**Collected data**
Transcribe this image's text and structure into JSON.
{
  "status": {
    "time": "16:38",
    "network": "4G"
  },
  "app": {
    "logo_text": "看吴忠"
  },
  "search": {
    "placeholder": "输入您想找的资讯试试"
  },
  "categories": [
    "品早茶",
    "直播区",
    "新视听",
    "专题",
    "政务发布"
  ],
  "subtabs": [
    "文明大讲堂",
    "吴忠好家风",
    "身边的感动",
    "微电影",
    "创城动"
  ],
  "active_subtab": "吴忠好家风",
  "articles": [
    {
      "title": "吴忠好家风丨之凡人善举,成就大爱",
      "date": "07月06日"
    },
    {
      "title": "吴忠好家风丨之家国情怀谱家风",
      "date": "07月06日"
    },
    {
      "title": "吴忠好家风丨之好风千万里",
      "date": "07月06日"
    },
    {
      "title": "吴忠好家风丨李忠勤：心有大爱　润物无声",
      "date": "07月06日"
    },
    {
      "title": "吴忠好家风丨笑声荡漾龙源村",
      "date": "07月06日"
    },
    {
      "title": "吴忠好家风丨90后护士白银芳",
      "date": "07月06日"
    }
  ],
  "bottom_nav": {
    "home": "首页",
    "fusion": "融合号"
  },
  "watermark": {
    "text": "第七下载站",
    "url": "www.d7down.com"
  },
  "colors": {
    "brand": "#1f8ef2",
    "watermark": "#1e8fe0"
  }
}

**EXERCISE BRIEF**
Where a line of the material above holds the string "title", copy that line.

**SOLUTION**
      "title": "吴忠好家风丨之凡人善举,成就大爱",
      "title": "吴忠好家风丨之家国情怀谱家风",
      "title": "吴忠好家风丨之好风千万里",
      "title": "吴忠好家风丨李忠勤：心有大爱　润物无声",
      "title": "吴忠好家风丨笑声荡漾龙源村",
      "title": "吴忠好家风丨90后护士白银芳",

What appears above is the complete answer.